**RECORD EXTRACTS:**

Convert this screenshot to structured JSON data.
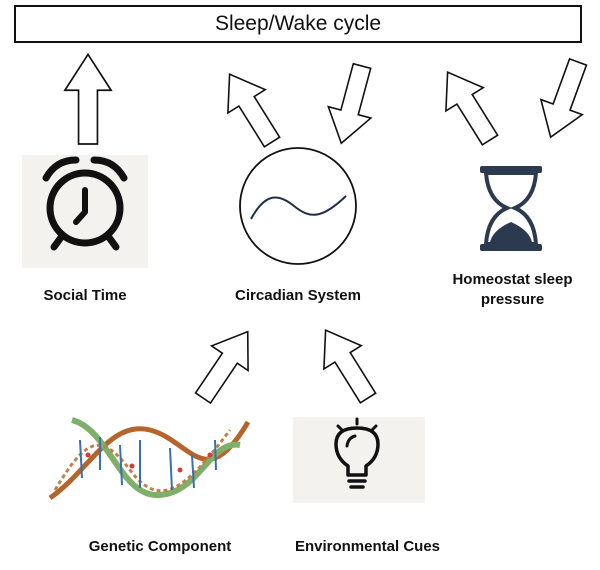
{
  "diagram": {
    "title": "Sleep/Wake cycle",
    "nodes": {
      "social_time": "Social Time",
      "circadian_system": "Circadian System",
      "homeostat": "Homeostat sleep pressure",
      "genetic": "Genetic Component",
      "environmental": "Environmental Cues"
    },
    "icons": {
      "social_time": "alarm-clock-icon",
      "circadian_system": "sine-wave-circle-icon",
      "homeostat": "hourglass-icon",
      "genetic": "dna-helix-image",
      "environmental": "lightbulb-icon"
    },
    "edges": [
      {
        "from": "Social Time",
        "to": "Sleep/Wake cycle"
      },
      {
        "from": "Circadian System",
        "to": "Sleep/Wake cycle"
      },
      {
        "from": "Sleep/Wake cycle",
        "to": "Circadian System"
      },
      {
        "from": "Homeostat sleep pressure",
        "to": "Sleep/Wake cycle"
      },
      {
        "from": "Sleep/Wake cycle",
        "to": "Homeostat sleep pressure"
      },
      {
        "from": "Genetic Component",
        "to": "Circadian System"
      },
      {
        "from": "Environmental Cues",
        "to": "Circadian System"
      }
    ],
    "colors": {
      "icon_dark": "#111111",
      "hourglass": "#2b3a4e",
      "icon_bg": "#f3f2ee",
      "dna_green": "#7fb069",
      "dna_brown": "#b5652b"
    }
  }
}
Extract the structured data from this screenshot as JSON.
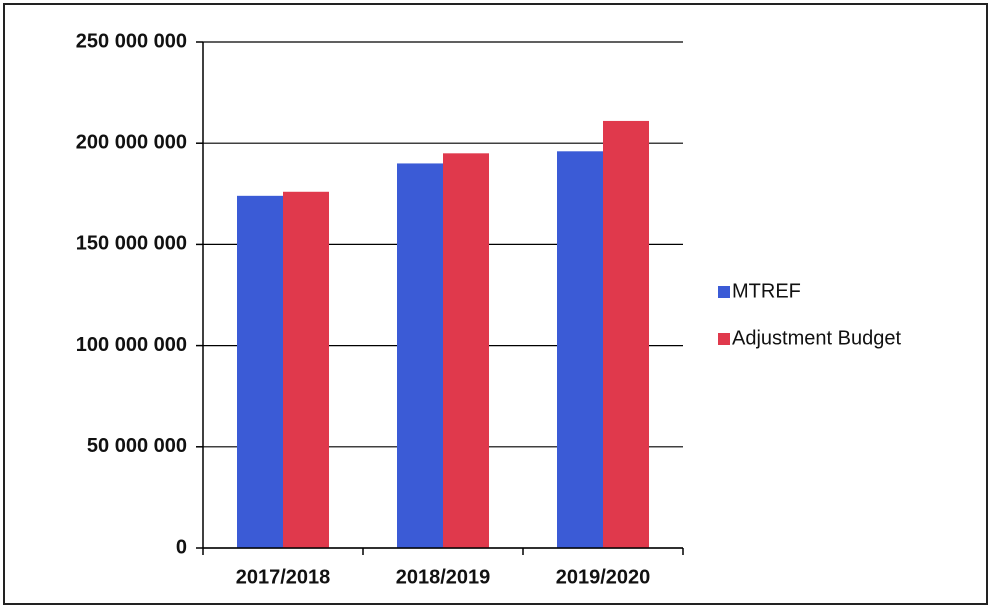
{
  "chart_data": {
    "type": "bar",
    "categories": [
      "2017/2018",
      "2018/2019",
      "2019/2020"
    ],
    "series": [
      {
        "name": "MTREF",
        "color": "#3b5bd6",
        "values": [
          174000000,
          190000000,
          196000000
        ]
      },
      {
        "name": "Adjustment Budget",
        "color": "#e0394c",
        "values": [
          176000000,
          195000000,
          211000000
        ]
      }
    ],
    "ylim": [
      0,
      250000000
    ],
    "yticks": [
      {
        "value": 0,
        "label": "0"
      },
      {
        "value": 50000000,
        "label": "50 000 000"
      },
      {
        "value": 100000000,
        "label": "100 000 000"
      },
      {
        "value": 150000000,
        "label": "150 000 000"
      },
      {
        "value": 200000000,
        "label": "200 000 000"
      },
      {
        "value": 250000000,
        "label": "250 000 000"
      }
    ],
    "grid": true,
    "legend": "right"
  }
}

**YOUR TASK:**
Write out exactly the lines from the one that contains "Extract the structured" through the last line of the data above, both included. Leave every picture out.

**RIGHT ANSWER:**
Extract the structured data from this screenshot as JSON.
{
  "chart_data": {
    "type": "bar",
    "categories": [
      "2017/2018",
      "2018/2019",
      "2019/2020"
    ],
    "series": [
      {
        "name": "MTREF",
        "color": "#3b5bd6",
        "values": [
          174000000,
          190000000,
          196000000
        ]
      },
      {
        "name": "Adjustment Budget",
        "color": "#e0394c",
        "values": [
          176000000,
          195000000,
          211000000
        ]
      }
    ],
    "ylim": [
      0,
      250000000
    ],
    "yticks": [
      {
        "value": 0,
        "label": "0"
      },
      {
        "value": 50000000,
        "label": "50 000 000"
      },
      {
        "value": 100000000,
        "label": "100 000 000"
      },
      {
        "value": 150000000,
        "label": "150 000 000"
      },
      {
        "value": 200000000,
        "label": "200 000 000"
      },
      {
        "value": 250000000,
        "label": "250 000 000"
      }
    ],
    "grid": true,
    "legend": "right"
  }
}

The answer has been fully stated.